Segment de texte:
****************
Ce livre se concentre sur l’épuisement au travail causé par la surcharge (le burn-out), mais il existe aussi l’épuisement par ennui au travail (le bore-out), qui peut entraîner la mort. Depuis quelques années, les scientifiques se penchent sur ce syndrome occidental qui consiste à ne plus avoir assez de travail pour occuper les salariés, même les plus talentueux, et sur les conséquences que cela peut entraîner dans la personnalité. (note Cefro ICI

Commentaires

Coucou Carmen,

Comme certains passages de ce long et fouillé article correspondent à ce qu'a vécu Roger.
Notamment, le paragraphe "Retrouver la qualité du travail".
"...chacun de nous a besoin d'être fier de soi, de ce qu'il réalise...La personne s'épuise à faire un travail correct et n'y parvient pas...Elle va au bout de ses forces...c'est l'image d'elle même qui se détruit...Il est difficile d'admettre sa propre impuissance."
Je t'embrasse.

Écrit par : Marie Claude | 01/06/2019

Merci, Marie-Claude. En effet, trop de personnes ressentent cela, mais je me suis souvenue de ce qu'avait vécu Roger. Je t'embrasse.
****************
Consigne: Dans l'extrait sur l'épuisement au travail, comment appelle-t-on l'épuisement par ennui au travail ?
****************
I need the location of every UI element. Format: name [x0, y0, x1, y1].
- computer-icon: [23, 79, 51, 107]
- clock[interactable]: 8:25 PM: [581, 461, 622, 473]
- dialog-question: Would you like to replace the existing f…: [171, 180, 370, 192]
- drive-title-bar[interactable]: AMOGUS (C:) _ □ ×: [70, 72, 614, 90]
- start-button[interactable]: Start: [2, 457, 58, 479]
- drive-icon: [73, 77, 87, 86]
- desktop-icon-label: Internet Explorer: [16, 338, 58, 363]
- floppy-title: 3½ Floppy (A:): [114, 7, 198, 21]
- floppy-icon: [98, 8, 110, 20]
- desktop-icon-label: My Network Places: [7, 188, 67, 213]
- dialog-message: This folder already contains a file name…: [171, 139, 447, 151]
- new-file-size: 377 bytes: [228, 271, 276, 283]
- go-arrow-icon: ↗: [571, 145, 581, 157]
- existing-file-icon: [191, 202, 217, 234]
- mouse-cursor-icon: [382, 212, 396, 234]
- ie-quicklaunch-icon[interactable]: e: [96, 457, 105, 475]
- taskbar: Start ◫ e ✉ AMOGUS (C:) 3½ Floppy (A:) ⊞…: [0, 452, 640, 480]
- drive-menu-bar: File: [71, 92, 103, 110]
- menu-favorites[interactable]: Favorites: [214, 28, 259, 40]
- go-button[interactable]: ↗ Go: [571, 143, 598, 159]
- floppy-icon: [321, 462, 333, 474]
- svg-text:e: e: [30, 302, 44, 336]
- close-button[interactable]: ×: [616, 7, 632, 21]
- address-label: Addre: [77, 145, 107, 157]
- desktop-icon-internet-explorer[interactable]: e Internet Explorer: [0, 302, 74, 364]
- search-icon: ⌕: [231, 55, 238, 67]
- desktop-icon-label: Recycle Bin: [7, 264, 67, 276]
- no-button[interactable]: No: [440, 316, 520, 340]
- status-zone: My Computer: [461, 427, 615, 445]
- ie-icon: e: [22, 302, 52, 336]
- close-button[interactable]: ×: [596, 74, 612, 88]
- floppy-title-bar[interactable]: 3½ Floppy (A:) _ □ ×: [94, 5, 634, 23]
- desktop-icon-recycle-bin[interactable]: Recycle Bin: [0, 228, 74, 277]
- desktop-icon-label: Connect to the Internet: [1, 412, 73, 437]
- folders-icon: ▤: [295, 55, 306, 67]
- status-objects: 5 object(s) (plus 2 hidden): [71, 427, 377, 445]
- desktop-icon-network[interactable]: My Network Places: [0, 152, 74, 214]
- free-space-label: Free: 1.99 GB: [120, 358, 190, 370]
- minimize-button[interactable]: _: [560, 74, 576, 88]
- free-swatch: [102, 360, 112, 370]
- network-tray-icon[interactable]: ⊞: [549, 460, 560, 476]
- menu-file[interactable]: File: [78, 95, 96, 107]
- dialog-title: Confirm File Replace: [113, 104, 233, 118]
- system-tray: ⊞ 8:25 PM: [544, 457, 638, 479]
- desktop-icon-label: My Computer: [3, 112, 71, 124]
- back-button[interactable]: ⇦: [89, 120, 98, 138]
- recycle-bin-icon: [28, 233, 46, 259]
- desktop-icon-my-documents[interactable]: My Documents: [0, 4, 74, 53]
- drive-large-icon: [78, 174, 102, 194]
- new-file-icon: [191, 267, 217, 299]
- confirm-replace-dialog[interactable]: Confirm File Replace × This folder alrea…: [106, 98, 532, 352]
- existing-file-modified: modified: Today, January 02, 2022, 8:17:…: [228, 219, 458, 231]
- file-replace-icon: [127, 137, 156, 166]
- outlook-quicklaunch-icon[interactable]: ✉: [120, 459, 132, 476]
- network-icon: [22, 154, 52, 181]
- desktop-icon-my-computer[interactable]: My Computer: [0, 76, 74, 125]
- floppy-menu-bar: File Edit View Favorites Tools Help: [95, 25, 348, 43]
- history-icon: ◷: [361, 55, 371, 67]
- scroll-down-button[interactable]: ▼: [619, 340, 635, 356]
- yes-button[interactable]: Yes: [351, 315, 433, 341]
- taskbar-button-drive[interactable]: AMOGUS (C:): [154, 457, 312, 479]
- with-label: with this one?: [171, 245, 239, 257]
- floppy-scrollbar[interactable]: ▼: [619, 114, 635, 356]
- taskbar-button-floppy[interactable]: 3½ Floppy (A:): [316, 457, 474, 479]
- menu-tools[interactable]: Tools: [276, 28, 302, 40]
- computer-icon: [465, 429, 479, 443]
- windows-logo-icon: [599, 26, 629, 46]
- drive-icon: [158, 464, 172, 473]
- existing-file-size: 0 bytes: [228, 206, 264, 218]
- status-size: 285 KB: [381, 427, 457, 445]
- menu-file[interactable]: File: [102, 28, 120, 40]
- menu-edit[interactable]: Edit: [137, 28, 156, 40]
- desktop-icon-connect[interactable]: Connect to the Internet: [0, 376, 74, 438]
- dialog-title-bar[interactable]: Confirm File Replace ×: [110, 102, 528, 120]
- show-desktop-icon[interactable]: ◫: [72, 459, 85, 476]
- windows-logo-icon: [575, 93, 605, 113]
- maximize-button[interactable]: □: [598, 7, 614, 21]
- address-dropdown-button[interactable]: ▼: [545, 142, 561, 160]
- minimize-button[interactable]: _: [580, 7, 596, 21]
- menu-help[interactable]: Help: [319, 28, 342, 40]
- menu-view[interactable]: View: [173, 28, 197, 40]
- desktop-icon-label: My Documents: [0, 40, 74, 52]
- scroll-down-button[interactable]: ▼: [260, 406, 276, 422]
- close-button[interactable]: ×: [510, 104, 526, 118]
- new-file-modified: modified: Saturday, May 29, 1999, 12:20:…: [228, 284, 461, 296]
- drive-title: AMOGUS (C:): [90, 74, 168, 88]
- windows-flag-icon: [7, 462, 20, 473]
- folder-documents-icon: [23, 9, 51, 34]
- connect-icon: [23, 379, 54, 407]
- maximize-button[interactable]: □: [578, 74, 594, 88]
****************
Problème résolu: Le bore-out.